======== Records
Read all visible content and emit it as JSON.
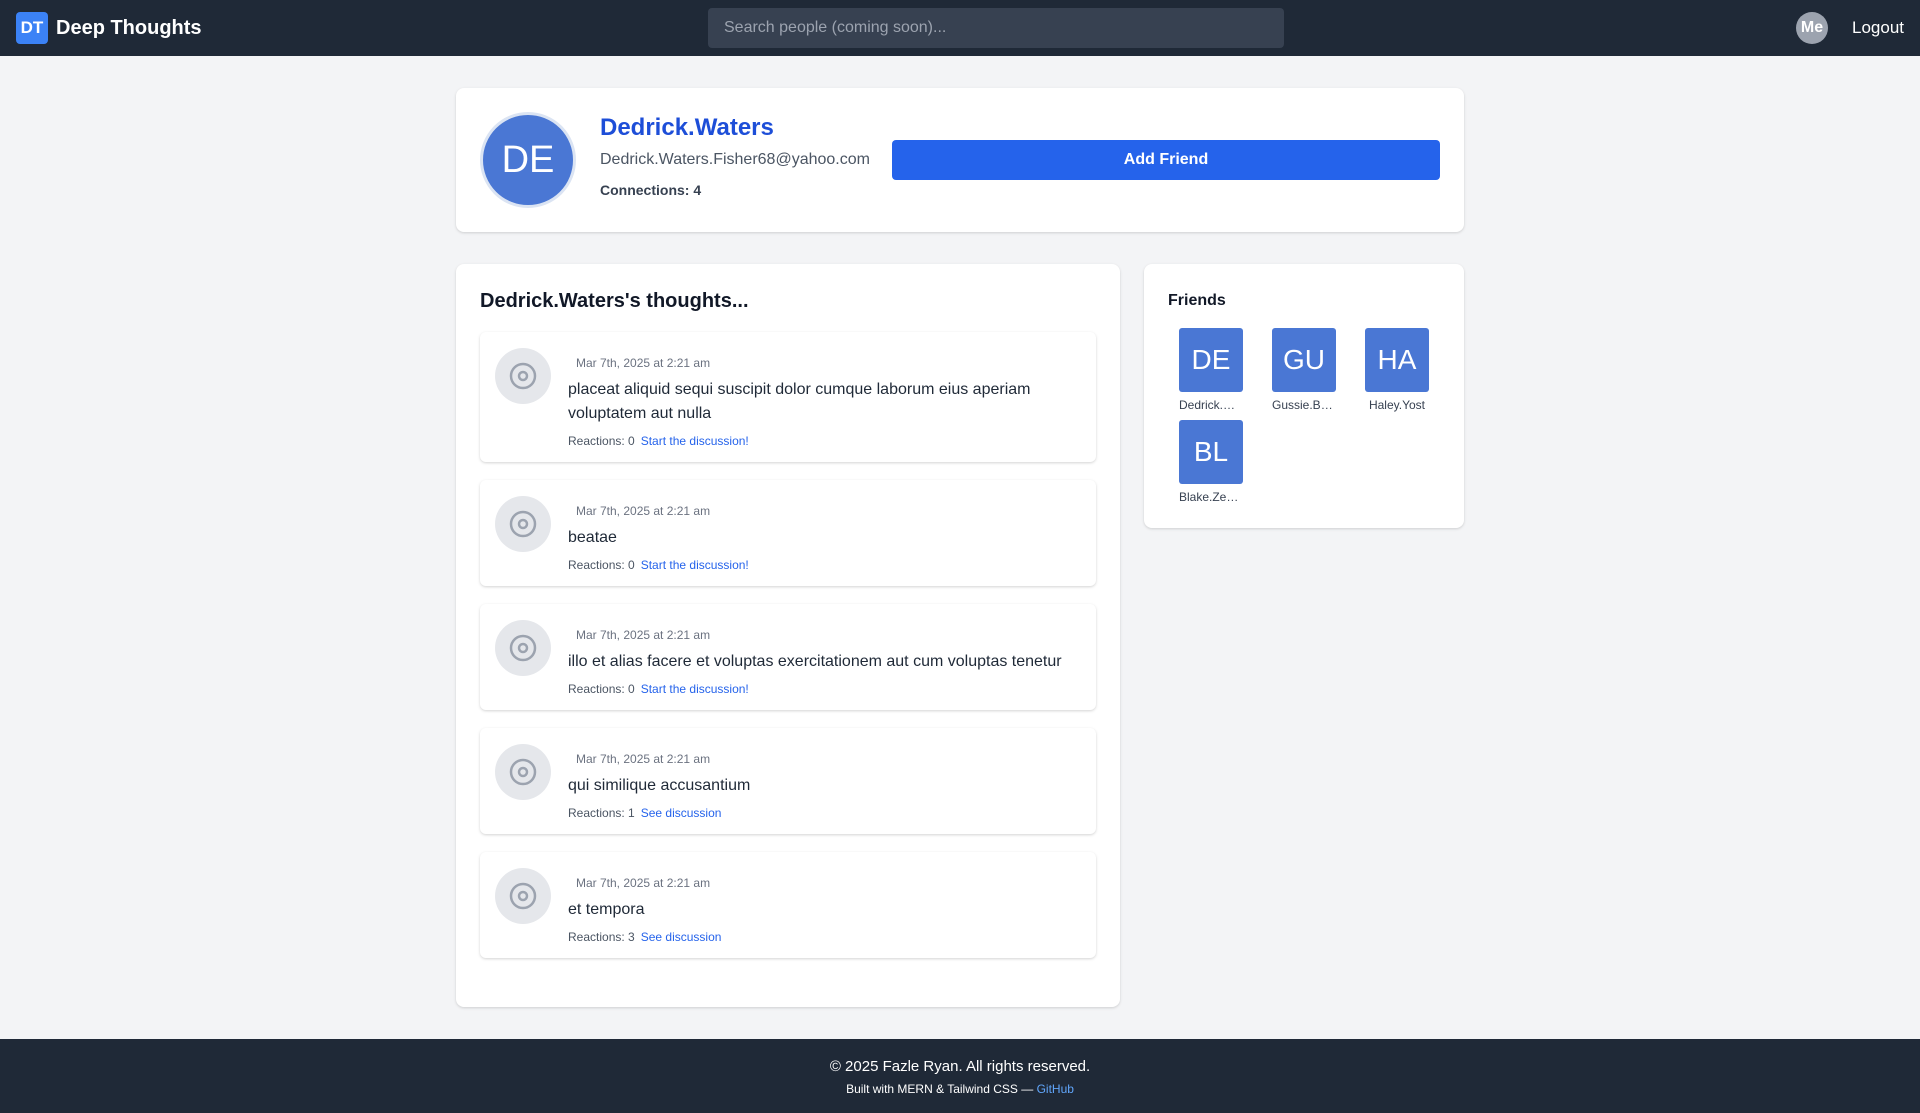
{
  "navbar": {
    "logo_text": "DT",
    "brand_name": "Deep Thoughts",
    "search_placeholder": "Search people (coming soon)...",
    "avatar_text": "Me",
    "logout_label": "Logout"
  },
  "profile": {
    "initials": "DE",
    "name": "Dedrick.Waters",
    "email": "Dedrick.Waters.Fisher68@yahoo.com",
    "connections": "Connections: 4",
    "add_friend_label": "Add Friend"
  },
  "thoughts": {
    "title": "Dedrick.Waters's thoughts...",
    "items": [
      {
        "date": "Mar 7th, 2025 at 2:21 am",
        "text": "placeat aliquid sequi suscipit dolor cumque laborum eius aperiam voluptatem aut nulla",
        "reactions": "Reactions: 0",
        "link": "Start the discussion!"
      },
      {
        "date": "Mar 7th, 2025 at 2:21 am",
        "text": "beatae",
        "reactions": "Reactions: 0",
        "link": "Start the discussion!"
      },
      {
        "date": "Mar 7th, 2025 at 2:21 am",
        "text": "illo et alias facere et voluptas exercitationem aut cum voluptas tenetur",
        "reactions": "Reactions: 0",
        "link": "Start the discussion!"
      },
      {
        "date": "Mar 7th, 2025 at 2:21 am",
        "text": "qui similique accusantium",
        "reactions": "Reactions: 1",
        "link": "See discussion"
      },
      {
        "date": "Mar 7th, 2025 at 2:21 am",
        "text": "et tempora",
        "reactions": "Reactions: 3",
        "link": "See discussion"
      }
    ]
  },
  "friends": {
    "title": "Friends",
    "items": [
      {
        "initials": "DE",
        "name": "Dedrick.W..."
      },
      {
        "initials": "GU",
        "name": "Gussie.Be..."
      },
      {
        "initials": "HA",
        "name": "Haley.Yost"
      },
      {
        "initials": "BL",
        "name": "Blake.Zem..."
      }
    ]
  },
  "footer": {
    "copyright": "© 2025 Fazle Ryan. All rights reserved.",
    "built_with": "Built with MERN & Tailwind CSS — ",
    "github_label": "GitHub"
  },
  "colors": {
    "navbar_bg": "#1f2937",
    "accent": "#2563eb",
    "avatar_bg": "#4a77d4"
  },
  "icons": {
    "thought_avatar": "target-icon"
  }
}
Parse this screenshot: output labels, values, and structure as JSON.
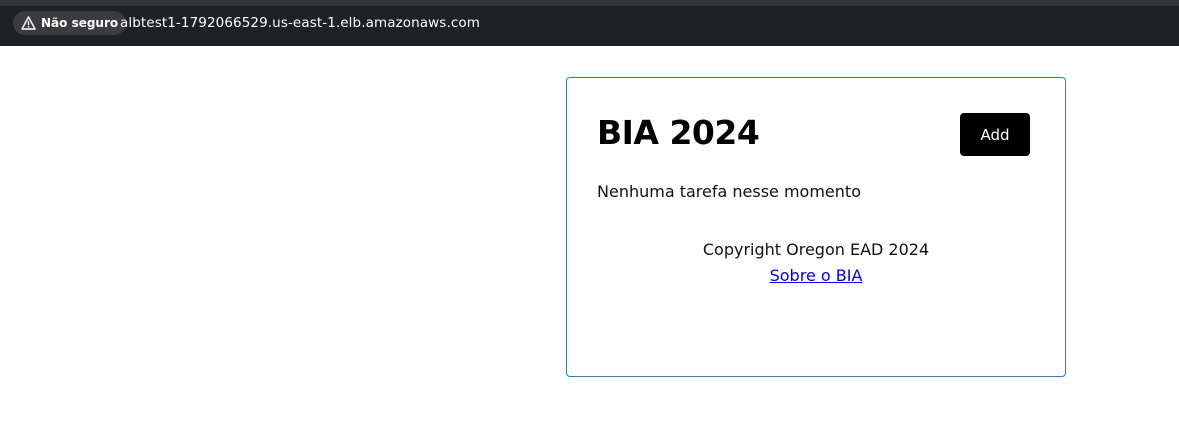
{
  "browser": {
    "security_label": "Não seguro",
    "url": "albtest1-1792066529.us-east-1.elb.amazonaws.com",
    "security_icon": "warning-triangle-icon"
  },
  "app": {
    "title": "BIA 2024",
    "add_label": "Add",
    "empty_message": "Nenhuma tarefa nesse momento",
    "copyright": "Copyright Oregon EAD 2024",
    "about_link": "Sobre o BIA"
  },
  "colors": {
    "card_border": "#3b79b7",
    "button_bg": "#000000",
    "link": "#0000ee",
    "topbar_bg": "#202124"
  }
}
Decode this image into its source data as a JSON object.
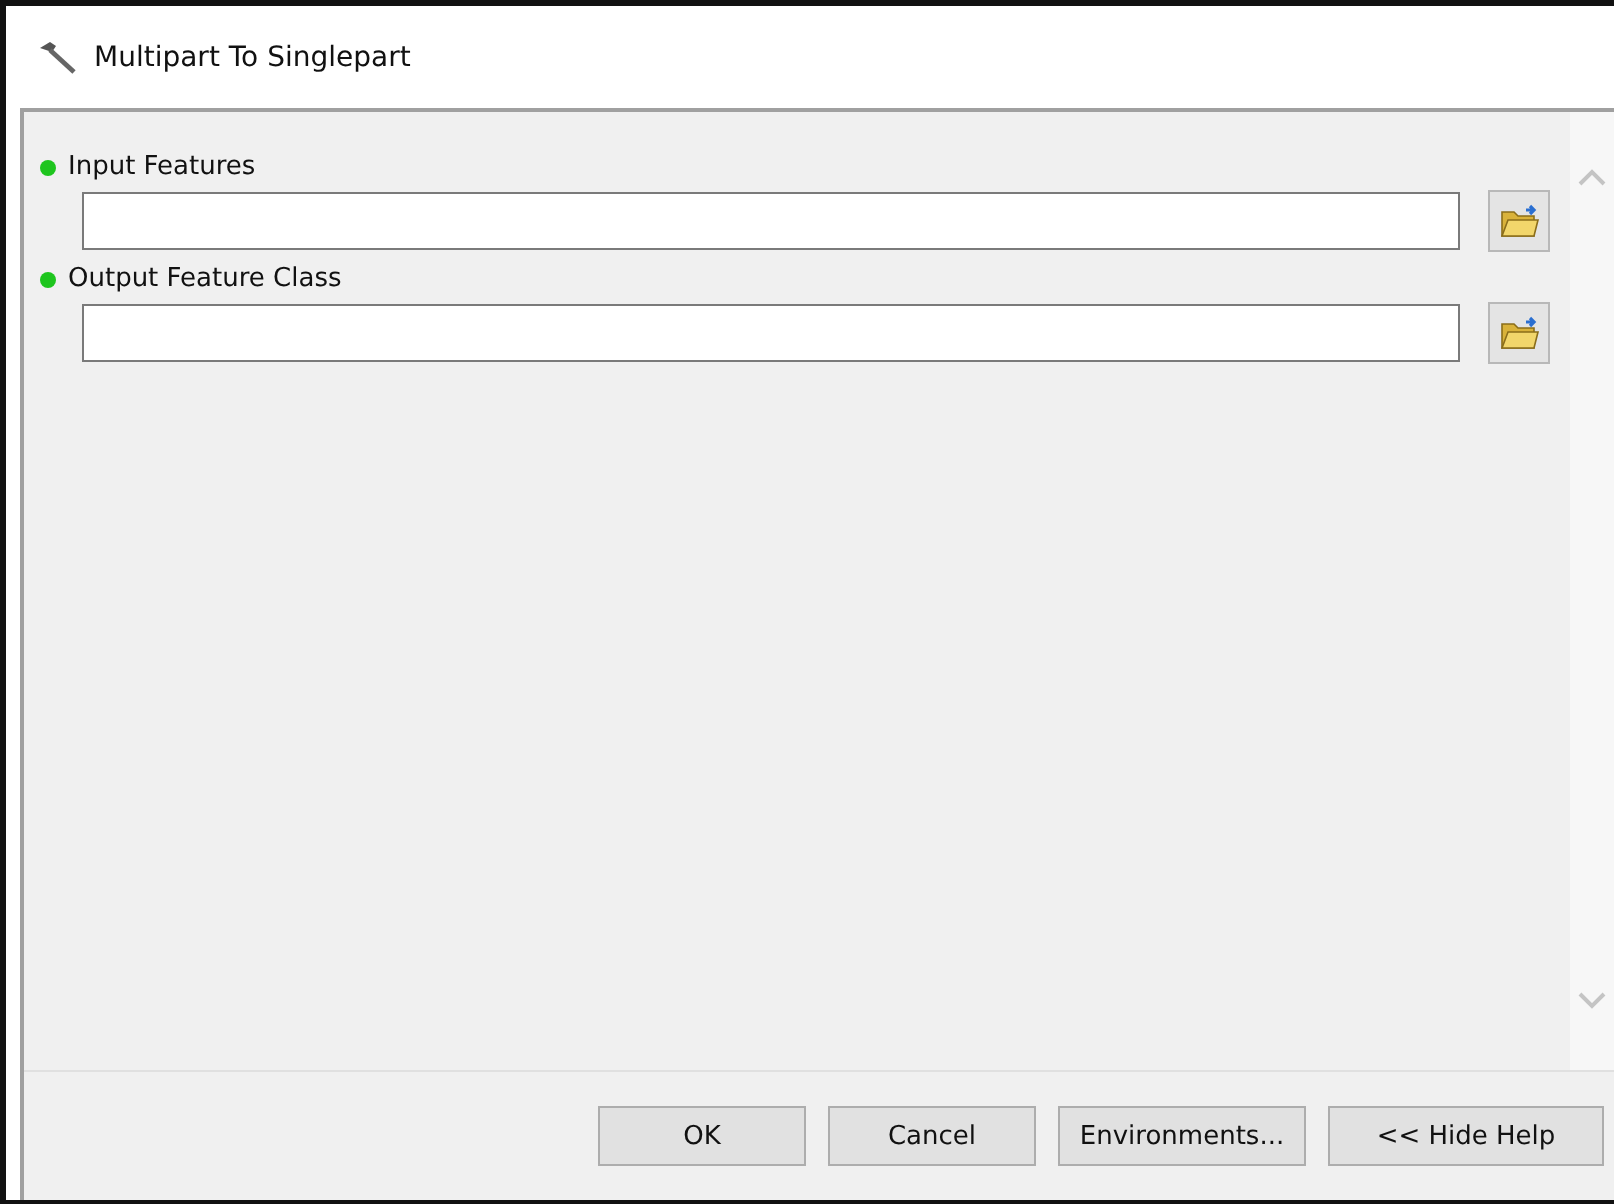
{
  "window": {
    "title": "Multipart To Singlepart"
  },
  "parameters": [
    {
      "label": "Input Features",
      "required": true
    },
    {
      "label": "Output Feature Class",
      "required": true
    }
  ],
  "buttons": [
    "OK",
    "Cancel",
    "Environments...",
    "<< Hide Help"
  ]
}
================
▶ **Your goal**
Exclude the pictures and repeat every other part of the records word for word.

▶ **Response for this exercise**
Read all visible content and emit it as JSON.
{
  "navbar": {
    "logo_text": "DT",
    "brand_name": "Deep Thoughts",
    "search_placeholder": "Search people (coming soon)...",
    "avatar_text": "Me",
    "logout_label": "Logout"
  },
  "profile": {
    "initials": "DE",
    "name": "Dedrick.Waters",
    "email": "Dedrick.Waters.Fisher68@yahoo.com",
    "connections": "Connections: 4",
    "add_friend_label": "Add Friend"
  },
  "thoughts": {
    "title": "Dedrick.Waters's thoughts...",
    "items": [
      {
        "date": "Mar 7th, 2025 at 2:21 am",
        "text": "placeat aliquid sequi suscipit dolor cumque laborum eius aperiam voluptatem aut nulla",
        "reactions": "Reactions: 0",
        "link": "Start the discussion!"
      },
      {
        "date": "Mar 7th, 2025 at 2:21 am",
        "text": "beatae",
        "reactions": "Reactions: 0",
        "link": "Start the discussion!"
      },
      {
        "date": "Mar 7th, 2025 at 2:21 am",
        "text": "illo et alias facere et voluptas exercitationem aut cum voluptas tenetur",
        "reactions": "Reactions: 0",
        "link": "Start the discussion!"
      },
      {
        "date": "Mar 7th, 2025 at 2:21 am",
        "text": "qui similique accusantium",
        "reactions": "Reactions: 1",
        "link": "See discussion"
      },
      {
        "date": "Mar 7th, 2025 at 2:21 am",
        "text": "et tempora",
        "reactions": "Reactions: 3",
        "link": "See discussion"
      }
    ]
  },
  "friends": {
    "title": "Friends",
    "items": [
      {
        "initials": "DE",
        "name": "Dedrick.W..."
      },
      {
        "initials": "GU",
        "name": "Gussie.Be..."
      },
      {
        "initials": "HA",
        "name": "Haley.Yost"
      },
      {
        "initials": "BL",
        "name": "Blake.Zem..."
      }
    ]
  },
  "footer": {
    "copyright": "© 2025 Fazle Ryan. All rights reserved.",
    "built_with": "Built with MERN & Tailwind CSS — ",
    "github_label": "GitHub"
  },
  "colors": {
    "navbar_bg": "#1f2937",
    "accent": "#2563eb",
    "avatar_bg": "#4a77d4"
  },
  "icons": {
    "thought_avatar": "target-icon"
  }
}
Parse this screenshot: output labels, values, and structure as JSON.
{
  "browser": {
    "security_label": "Não seguro",
    "url": "albtest1-1792066529.us-east-1.elb.amazonaws.com",
    "security_icon": "warning-triangle-icon"
  },
  "app": {
    "title": "BIA 2024",
    "add_label": "Add",
    "empty_message": "Nenhuma tarefa nesse momento",
    "copyright": "Copyright Oregon EAD 2024",
    "about_link": "Sobre o BIA"
  },
  "colors": {
    "card_border": "#3b79b7",
    "button_bg": "#000000",
    "link": "#0000ee",
    "topbar_bg": "#202124"
  }
}
Decode this image into its source data as a JSON object.
{
  "window": {
    "title": "Multipart To Singlepart"
  },
  "parameters": [
    {
      "label": "Input Features",
      "required": true
    },
    {
      "label": "Output Feature Class",
      "required": true
    }
  ],
  "buttons": [
    "OK",
    "Cancel",
    "Environments...",
    "<< Hide Help"
  ]
}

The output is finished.